[Data records]
● ● ● ●
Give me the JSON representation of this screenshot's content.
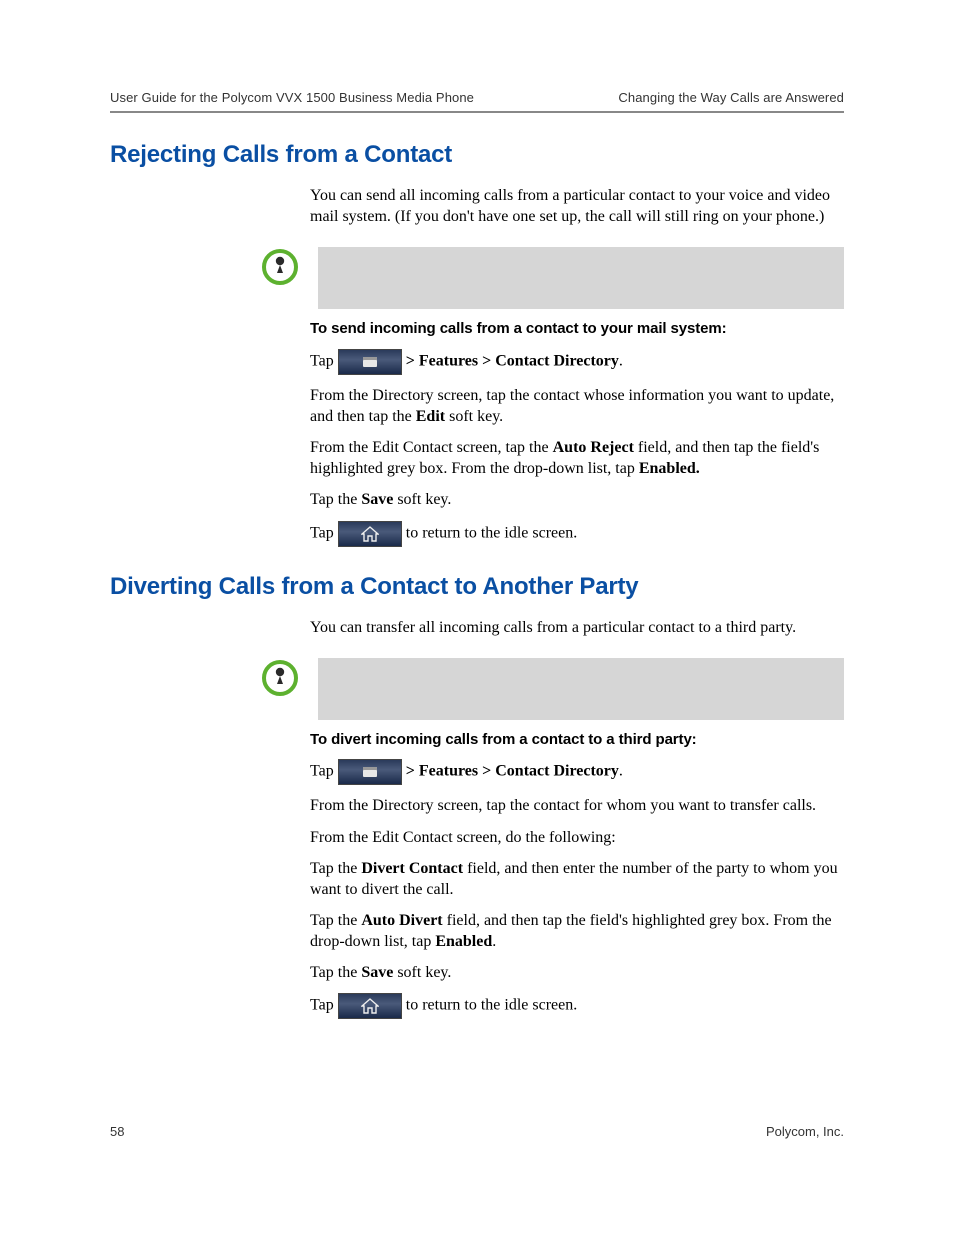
{
  "header": {
    "left": "User Guide for the Polycom VVX 1500 Business Media Phone",
    "right": "Changing the Way Calls are Answered"
  },
  "s1": {
    "title": "Rejecting Calls from a Contact",
    "intro": "You can send all incoming calls from a particular contact to your voice and video mail system. (If you don't have one set up, the call will still ring on your phone.)",
    "subhead": "To send incoming calls from a contact to your mail system:",
    "step1_a": "Tap ",
    "step1_b": "  > Features > Contact Directory",
    "step1_c": ".",
    "step2_a": "From the Directory screen, tap the contact whose information you want to update, and then tap the ",
    "step2_b": "Edit",
    "step2_c": " soft key.",
    "step3_a": "From the Edit Contact screen, tap the ",
    "step3_b": "Auto Reject",
    "step3_c": " field, and then tap the field's highlighted grey box. From the drop-down list, tap ",
    "step3_d": "Enabled.",
    "step4_a": "Tap the ",
    "step4_b": "Save",
    "step4_c": " soft key.",
    "step5_a": "Tap ",
    "step5_b": "  to return to the idle screen."
  },
  "s2": {
    "title": "Diverting Calls from a Contact to Another Party",
    "intro": "You can transfer all incoming calls from a particular contact to a third party.",
    "subhead": "To divert incoming calls from a contact to a third party:",
    "step1_a": "Tap ",
    "step1_b": "  > Features > Contact Directory",
    "step1_c": ".",
    "step2": "From the Directory screen, tap the contact for whom you want to transfer calls.",
    "step3": "From the Edit Contact screen, do the following:",
    "step3a_a": "Tap the ",
    "step3a_b": "Divert Contact",
    "step3a_c": " field, and then enter the number of the party to whom you want to divert the call.",
    "step3b_a": "Tap the ",
    "step3b_b": "Auto Divert",
    "step3b_c": " field, and then tap the field's highlighted grey box. From the drop-down list, tap ",
    "step3b_d": "Enabled",
    "step3b_e": ".",
    "step4_a": "Tap the ",
    "step4_b": "Save",
    "step4_c": " soft key.",
    "step5_a": "Tap ",
    "step5_b": "  to return to the idle screen."
  },
  "footer": {
    "page": "58",
    "company": "Polycom, Inc."
  }
}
● ● ● ●
Looking at the material above, count the lines that hold "list" and give the total alone.

▸ **Exercise answer**:
2